- DATA FOR PROCESSING
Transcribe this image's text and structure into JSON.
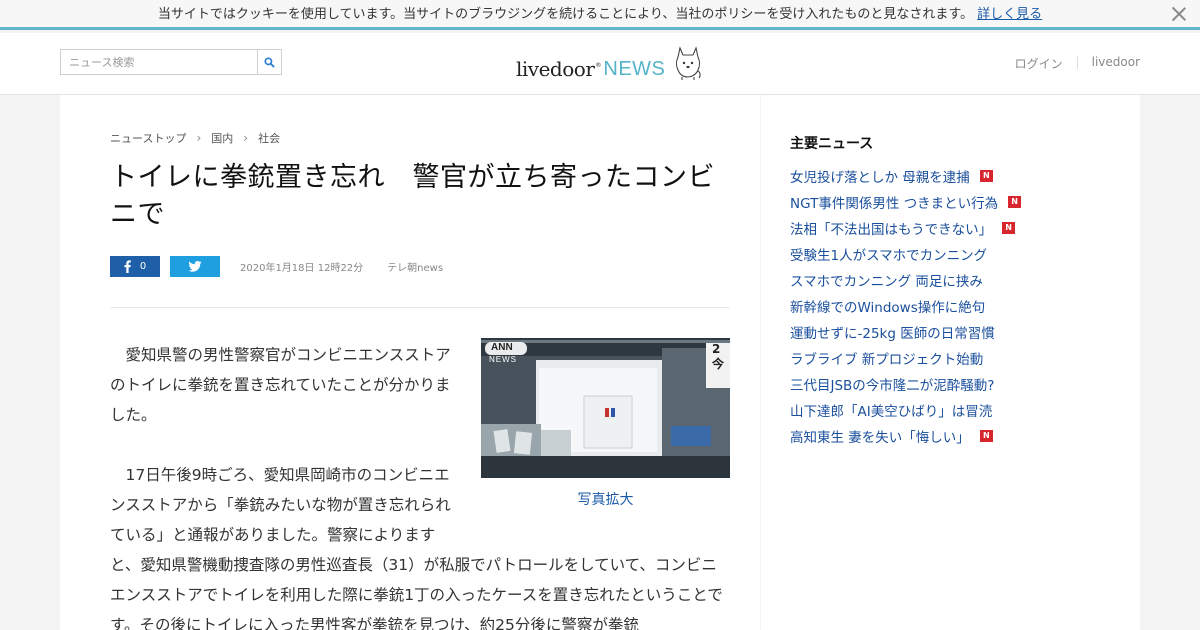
{
  "cookie_bar": {
    "message": "当サイトではクッキーを使用しています。当サイトのブラウジングを続けることにより、当社のポリシーを受け入れたものと見なされます。",
    "more_link": "詳しく見る"
  },
  "header": {
    "search": {
      "placeholder": "ニュース検索"
    },
    "logo": {
      "livedoor": "livedoor",
      "trademark": "®",
      "news": "NEWS"
    },
    "links": {
      "login": "ログイン",
      "livedoor": "livedoor"
    }
  },
  "article": {
    "breadcrumb": [
      "ニューストップ",
      "国内",
      "社会"
    ],
    "title": "トイレに拳銃置き忘れ　警官が立ち寄ったコンビニで",
    "share": {
      "facebook_count": "0"
    },
    "date": "2020年1月18日 12時22分",
    "source": "テレ朝news",
    "photo": {
      "watermark_top": "ANN",
      "watermark_bottom": "NEWS",
      "sign": "2今",
      "caption": "写真拡大"
    },
    "paragraphs": [
      "愛知県警の男性警察官がコンビニエンスストアのトイレに拳銃を置き忘れていたことが分かりました。",
      "17日午後9時ごろ、愛知県岡崎市のコンビニエンスストアから「拳銃みたいな物が置き忘れられている」と通報がありました。警察によりますと、愛知県警機動捜査隊の男性巡査長（31）が私服でパトロールをしていて、コンビニエンスストアでトイレを利用した際に拳銃1丁の入ったケースを置き忘れたということです。その後にトイレに入った男性客が拳銃を見つけ、約25分後に警察が拳銃"
    ]
  },
  "sidebar": {
    "title": "主要ニュース",
    "badge_label": "N",
    "items": [
      {
        "text": "女児投げ落としか 母親を逮捕",
        "new": true
      },
      {
        "text": "NGT事件関係男性 つきまとい行為",
        "new": true
      },
      {
        "text": "法相「不法出国はもうできない」",
        "new": true
      },
      {
        "text": "受験生1人がスマホでカンニング",
        "new": false
      },
      {
        "text": "スマホでカンニング 両足に挟み",
        "new": false
      },
      {
        "text": "新幹線でのWindows操作に絶句",
        "new": false
      },
      {
        "text": "運動せずに-25kg 医師の日常習慣",
        "new": false
      },
      {
        "text": "ラブライブ 新プロジェクト始動",
        "new": false
      },
      {
        "text": "三代目JSBの今市隆二が泥酔騒動?",
        "new": false
      },
      {
        "text": "山下達郎「AI美空ひばり」は冒涜",
        "new": false
      },
      {
        "text": "高知東生 妻を失い「悔しい」",
        "new": true
      }
    ]
  },
  "colors": {
    "accent": "#5fb8c8",
    "link": "#1a4f9c",
    "facebook": "#1e5fa8",
    "twitter": "#1f9fe0",
    "new_badge": "#d8262e"
  }
}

- EXERCISE BRIEF
From the listing above, print every entry precisely and drop the pictures.

- RESPONSE TO THIS TASK
Transcribe this image's text and structure into JSON.
{
  "cookie_bar": {
    "message": "当サイトではクッキーを使用しています。当サイトのブラウジングを続けることにより、当社のポリシーを受け入れたものと見なされます。",
    "more_link": "詳しく見る"
  },
  "header": {
    "search": {
      "placeholder": "ニュース検索"
    },
    "logo": {
      "livedoor": "livedoor",
      "trademark": "®",
      "news": "NEWS"
    },
    "links": {
      "login": "ログイン",
      "livedoor": "livedoor"
    }
  },
  "article": {
    "breadcrumb": [
      "ニューストップ",
      "国内",
      "社会"
    ],
    "title": "トイレに拳銃置き忘れ　警官が立ち寄ったコンビニで",
    "share": {
      "facebook_count": "0"
    },
    "date": "2020年1月18日 12時22分",
    "source": "テレ朝news",
    "photo": {
      "watermark_top": "ANN",
      "watermark_bottom": "NEWS",
      "sign": "2今",
      "caption": "写真拡大"
    },
    "paragraphs": [
      "愛知県警の男性警察官がコンビニエンスストアのトイレに拳銃を置き忘れていたことが分かりました。",
      "17日午後9時ごろ、愛知県岡崎市のコンビニエンスストアから「拳銃みたいな物が置き忘れられている」と通報がありました。警察によりますと、愛知県警機動捜査隊の男性巡査長（31）が私服でパトロールをしていて、コンビニエンスストアでトイレを利用した際に拳銃1丁の入ったケースを置き忘れたということです。その後にトイレに入った男性客が拳銃を見つけ、約25分後に警察が拳銃"
    ]
  },
  "sidebar": {
    "title": "主要ニュース",
    "badge_label": "N",
    "items": [
      {
        "text": "女児投げ落としか 母親を逮捕",
        "new": true
      },
      {
        "text": "NGT事件関係男性 つきまとい行為",
        "new": true
      },
      {
        "text": "法相「不法出国はもうできない」",
        "new": true
      },
      {
        "text": "受験生1人がスマホでカンニング",
        "new": false
      },
      {
        "text": "スマホでカンニング 両足に挟み",
        "new": false
      },
      {
        "text": "新幹線でのWindows操作に絶句",
        "new": false
      },
      {
        "text": "運動せずに-25kg 医師の日常習慣",
        "new": false
      },
      {
        "text": "ラブライブ 新プロジェクト始動",
        "new": false
      },
      {
        "text": "三代目JSBの今市隆二が泥酔騒動?",
        "new": false
      },
      {
        "text": "山下達郎「AI美空ひばり」は冒涜",
        "new": false
      },
      {
        "text": "高知東生 妻を失い「悔しい」",
        "new": true
      }
    ]
  },
  "colors": {
    "accent": "#5fb8c8",
    "link": "#1a4f9c",
    "facebook": "#1e5fa8",
    "twitter": "#1f9fe0",
    "new_badge": "#d8262e"
  }
}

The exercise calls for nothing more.